**WRITTEN TASK:** Pick out the lines containing "associations".

Saved data entries
╔══

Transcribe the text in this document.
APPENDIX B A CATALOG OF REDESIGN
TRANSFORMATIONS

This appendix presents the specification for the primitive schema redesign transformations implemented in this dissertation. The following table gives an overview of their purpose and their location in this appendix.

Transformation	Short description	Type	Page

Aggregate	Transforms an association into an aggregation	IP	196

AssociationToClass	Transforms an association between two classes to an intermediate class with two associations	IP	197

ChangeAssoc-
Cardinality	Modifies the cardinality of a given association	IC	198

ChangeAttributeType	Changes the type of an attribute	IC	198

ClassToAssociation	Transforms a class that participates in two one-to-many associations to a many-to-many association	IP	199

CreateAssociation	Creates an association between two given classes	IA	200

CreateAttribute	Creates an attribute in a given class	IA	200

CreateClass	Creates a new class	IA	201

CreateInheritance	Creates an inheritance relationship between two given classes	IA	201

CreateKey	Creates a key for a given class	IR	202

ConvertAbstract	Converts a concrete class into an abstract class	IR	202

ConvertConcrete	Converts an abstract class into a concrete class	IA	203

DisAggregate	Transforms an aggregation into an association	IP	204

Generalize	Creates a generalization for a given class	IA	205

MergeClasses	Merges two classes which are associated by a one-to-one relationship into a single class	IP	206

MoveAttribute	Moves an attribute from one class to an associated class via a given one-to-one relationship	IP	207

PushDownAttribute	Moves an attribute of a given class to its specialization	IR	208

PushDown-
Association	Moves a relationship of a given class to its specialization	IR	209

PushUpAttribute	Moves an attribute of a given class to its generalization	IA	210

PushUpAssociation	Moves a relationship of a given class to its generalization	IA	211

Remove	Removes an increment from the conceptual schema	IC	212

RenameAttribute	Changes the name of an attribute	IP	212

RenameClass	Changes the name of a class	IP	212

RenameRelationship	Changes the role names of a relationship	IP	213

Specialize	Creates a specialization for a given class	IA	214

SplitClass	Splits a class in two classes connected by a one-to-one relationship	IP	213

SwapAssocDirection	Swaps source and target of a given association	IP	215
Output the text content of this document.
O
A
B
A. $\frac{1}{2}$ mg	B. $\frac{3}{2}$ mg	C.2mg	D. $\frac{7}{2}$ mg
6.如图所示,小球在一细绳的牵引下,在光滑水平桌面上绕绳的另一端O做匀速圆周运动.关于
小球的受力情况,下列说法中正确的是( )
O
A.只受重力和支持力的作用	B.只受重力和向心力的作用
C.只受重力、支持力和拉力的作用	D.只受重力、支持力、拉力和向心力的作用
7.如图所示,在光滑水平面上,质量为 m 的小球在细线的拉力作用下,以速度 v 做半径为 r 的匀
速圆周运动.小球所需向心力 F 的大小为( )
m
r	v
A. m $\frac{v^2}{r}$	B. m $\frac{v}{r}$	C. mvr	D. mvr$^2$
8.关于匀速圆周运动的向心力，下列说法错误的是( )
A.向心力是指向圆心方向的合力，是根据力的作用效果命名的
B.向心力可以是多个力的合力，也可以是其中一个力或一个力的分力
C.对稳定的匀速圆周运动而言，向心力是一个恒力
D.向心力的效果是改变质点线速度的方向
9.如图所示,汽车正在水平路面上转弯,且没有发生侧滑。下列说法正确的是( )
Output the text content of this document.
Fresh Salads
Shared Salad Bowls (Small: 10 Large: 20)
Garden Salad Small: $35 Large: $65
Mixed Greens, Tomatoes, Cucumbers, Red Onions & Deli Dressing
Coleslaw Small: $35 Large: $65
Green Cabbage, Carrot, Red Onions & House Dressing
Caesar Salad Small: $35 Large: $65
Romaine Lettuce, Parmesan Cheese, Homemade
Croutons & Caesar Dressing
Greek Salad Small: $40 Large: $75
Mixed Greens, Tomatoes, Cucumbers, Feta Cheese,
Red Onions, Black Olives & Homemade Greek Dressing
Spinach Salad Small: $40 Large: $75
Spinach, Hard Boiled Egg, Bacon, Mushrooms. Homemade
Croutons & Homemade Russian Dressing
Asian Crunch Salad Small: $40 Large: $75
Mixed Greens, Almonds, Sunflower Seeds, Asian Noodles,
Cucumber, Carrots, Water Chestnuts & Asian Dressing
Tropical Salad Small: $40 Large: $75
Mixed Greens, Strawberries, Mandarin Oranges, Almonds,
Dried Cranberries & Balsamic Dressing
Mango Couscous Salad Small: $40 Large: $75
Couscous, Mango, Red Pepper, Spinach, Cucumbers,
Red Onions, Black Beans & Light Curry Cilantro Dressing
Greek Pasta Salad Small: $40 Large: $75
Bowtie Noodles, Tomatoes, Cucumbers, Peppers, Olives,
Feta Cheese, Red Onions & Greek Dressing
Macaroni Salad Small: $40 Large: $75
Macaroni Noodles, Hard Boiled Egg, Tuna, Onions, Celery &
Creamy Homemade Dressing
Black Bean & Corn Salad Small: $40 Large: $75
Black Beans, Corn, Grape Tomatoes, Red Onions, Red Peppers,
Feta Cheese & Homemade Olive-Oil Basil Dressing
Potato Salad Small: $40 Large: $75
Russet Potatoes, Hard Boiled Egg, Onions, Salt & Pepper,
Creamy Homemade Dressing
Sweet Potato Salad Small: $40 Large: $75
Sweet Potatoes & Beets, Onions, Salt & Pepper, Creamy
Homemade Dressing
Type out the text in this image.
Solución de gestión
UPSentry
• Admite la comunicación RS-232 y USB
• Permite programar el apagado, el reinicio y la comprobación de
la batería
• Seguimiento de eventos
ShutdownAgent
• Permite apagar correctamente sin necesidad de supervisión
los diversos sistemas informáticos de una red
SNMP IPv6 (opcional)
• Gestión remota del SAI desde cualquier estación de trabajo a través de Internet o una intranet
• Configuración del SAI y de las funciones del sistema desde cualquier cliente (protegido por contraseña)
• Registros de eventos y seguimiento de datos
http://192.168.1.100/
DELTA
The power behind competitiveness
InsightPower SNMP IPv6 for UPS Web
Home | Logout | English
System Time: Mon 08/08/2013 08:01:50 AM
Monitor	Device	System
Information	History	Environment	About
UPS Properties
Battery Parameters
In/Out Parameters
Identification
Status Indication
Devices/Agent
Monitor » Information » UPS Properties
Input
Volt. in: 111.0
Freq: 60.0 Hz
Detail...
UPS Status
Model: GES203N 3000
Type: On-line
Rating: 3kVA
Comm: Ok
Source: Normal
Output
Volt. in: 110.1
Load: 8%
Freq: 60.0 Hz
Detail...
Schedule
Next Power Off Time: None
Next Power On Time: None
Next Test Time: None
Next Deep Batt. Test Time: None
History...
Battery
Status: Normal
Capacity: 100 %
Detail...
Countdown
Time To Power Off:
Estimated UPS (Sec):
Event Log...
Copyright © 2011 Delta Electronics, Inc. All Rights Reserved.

╚══

**THE RESULT:**
AssociationToClass	Transforms an association between two classes to an intermediate class with two associations	IP	197
ClassToAssociation	Transforms a class that participates in two one-to-many associations to a many-to-many association	IP	199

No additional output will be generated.